Information provided:
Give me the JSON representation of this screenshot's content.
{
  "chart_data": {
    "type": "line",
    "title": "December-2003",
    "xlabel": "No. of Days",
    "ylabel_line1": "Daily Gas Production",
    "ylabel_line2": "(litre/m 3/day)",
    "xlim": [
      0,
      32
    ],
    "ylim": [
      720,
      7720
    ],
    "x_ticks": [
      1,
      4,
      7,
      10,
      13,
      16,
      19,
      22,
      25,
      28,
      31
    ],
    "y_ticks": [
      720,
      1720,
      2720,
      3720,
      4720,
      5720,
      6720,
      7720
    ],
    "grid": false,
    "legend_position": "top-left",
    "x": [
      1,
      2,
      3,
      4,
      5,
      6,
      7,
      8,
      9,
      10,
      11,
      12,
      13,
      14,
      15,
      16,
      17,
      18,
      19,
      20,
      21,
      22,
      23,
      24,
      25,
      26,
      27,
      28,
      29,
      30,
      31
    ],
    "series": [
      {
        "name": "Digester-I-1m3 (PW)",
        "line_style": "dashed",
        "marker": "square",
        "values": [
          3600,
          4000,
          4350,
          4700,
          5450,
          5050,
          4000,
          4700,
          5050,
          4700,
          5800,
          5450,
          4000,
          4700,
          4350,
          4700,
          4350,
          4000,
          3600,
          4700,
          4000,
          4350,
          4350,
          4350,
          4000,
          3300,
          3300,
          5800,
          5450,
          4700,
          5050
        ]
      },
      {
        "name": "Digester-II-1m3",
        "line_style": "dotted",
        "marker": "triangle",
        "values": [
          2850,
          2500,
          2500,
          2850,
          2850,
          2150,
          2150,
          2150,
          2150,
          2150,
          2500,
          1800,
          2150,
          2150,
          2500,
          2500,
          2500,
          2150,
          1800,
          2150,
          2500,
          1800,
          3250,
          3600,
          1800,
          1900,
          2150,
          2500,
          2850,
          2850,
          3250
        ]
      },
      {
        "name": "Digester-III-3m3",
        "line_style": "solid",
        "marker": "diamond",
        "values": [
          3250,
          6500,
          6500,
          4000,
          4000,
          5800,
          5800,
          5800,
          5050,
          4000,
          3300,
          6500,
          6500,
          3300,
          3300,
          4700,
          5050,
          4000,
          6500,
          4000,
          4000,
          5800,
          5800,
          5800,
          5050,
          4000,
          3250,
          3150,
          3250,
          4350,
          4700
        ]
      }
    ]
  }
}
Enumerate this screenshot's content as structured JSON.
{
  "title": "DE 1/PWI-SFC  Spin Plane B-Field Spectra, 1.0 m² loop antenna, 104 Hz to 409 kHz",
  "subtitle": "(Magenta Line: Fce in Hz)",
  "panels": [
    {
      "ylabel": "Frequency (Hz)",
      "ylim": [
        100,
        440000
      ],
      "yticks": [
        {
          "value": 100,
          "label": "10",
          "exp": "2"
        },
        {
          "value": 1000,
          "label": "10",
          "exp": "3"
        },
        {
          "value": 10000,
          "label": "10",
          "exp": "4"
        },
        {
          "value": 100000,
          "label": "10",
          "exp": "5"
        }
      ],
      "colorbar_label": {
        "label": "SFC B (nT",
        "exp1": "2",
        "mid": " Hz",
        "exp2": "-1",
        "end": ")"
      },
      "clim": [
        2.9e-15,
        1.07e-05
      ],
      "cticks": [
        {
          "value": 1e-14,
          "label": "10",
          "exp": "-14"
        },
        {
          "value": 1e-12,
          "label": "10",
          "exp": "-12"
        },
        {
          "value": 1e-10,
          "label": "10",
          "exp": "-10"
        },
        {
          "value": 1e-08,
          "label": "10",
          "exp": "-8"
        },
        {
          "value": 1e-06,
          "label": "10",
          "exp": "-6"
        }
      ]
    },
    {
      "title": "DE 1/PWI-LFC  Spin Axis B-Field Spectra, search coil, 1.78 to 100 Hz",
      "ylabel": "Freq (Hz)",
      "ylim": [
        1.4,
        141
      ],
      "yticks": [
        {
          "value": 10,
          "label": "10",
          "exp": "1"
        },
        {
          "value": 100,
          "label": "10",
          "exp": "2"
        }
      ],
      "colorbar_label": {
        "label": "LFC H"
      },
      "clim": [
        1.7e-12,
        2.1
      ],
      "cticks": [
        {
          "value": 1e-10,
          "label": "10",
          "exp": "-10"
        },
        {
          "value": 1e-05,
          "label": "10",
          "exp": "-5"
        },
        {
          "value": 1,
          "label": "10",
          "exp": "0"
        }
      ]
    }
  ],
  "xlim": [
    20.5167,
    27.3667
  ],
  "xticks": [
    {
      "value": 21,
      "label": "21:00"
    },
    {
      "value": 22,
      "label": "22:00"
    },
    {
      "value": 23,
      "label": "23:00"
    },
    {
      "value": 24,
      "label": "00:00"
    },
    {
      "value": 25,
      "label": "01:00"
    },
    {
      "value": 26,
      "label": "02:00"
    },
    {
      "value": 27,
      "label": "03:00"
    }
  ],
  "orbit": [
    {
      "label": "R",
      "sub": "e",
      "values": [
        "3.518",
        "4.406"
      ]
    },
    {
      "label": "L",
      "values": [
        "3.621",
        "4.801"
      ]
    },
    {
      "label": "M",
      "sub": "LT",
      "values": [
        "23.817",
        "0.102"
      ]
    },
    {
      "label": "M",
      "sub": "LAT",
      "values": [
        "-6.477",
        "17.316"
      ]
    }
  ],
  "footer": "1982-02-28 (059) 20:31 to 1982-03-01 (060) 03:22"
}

Given instruction: In the records above, find each line with the word "JSON" and copy it.

The response:
Give me the JSON representation of this screenshot's content.
Enumerate this screenshot's content as structured JSON.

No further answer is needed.